- [INSTRUCTIONS TO FOLLOW]:
Copy the records from the first line through the line containing "260, 300, 267]", with both of those lines included.

- [MATERIALS PROVIDED]:

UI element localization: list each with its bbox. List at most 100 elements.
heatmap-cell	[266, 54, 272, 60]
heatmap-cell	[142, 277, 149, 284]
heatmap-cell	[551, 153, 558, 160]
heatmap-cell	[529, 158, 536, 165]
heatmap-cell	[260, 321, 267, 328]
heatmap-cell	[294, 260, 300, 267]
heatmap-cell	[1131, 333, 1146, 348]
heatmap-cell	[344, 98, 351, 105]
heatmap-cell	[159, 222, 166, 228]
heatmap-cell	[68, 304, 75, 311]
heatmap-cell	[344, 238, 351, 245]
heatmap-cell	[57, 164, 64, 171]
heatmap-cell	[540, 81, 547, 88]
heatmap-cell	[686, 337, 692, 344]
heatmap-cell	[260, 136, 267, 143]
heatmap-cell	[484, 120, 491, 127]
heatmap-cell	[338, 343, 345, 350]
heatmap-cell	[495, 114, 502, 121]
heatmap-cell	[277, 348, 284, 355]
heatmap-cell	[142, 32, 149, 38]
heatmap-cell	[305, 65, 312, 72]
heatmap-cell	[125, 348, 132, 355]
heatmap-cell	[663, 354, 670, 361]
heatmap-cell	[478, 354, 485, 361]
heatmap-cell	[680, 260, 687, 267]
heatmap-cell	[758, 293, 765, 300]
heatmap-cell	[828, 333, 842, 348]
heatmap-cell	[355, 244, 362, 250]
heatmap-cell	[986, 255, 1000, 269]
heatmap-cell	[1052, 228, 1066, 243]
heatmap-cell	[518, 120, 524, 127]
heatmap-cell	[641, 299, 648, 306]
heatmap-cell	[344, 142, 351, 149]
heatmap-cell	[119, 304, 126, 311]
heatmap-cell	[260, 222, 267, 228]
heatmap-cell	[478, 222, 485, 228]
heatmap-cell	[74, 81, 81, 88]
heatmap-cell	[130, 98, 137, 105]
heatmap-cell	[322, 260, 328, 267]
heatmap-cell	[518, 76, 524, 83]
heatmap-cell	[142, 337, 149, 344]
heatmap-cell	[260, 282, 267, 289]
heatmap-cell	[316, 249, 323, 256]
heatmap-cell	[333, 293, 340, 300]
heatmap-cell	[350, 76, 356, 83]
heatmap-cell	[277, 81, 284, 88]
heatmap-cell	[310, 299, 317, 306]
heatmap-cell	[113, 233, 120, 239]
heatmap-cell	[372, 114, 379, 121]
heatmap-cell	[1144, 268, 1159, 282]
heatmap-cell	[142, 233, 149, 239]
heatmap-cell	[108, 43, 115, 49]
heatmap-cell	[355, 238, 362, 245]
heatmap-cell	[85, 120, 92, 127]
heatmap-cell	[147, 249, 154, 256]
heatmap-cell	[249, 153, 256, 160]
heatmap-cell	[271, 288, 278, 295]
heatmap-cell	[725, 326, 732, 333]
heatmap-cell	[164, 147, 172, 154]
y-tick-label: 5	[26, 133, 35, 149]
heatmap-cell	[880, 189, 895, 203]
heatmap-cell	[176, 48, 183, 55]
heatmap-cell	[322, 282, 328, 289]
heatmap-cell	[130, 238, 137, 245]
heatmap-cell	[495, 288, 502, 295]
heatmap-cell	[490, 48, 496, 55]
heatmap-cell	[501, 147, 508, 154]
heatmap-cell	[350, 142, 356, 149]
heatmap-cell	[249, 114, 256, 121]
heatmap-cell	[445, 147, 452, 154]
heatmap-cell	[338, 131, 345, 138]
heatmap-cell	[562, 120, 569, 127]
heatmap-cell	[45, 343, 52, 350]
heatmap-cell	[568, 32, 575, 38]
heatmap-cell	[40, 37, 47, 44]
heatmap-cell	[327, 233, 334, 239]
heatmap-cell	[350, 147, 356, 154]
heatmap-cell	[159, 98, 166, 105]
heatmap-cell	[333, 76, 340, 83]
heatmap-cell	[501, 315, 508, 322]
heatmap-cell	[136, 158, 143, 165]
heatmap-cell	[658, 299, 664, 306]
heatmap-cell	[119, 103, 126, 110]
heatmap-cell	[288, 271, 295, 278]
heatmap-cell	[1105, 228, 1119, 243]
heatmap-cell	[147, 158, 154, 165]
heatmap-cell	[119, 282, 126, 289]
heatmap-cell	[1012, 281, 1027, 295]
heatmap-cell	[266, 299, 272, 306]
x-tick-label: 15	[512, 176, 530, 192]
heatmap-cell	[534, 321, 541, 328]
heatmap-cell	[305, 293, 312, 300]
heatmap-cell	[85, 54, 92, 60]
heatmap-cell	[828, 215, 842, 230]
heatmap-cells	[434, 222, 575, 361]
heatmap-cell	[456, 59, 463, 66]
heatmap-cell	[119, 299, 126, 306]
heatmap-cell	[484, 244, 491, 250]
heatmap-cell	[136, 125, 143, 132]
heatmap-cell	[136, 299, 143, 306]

- [RESPONSE]:
UI element localization: list each with its bbox. List at most 100 elements.
heatmap-cell	[266, 54, 272, 60]
heatmap-cell	[142, 277, 149, 284]
heatmap-cell	[551, 153, 558, 160]
heatmap-cell	[529, 158, 536, 165]
heatmap-cell	[260, 321, 267, 328]
heatmap-cell	[294, 260, 300, 267]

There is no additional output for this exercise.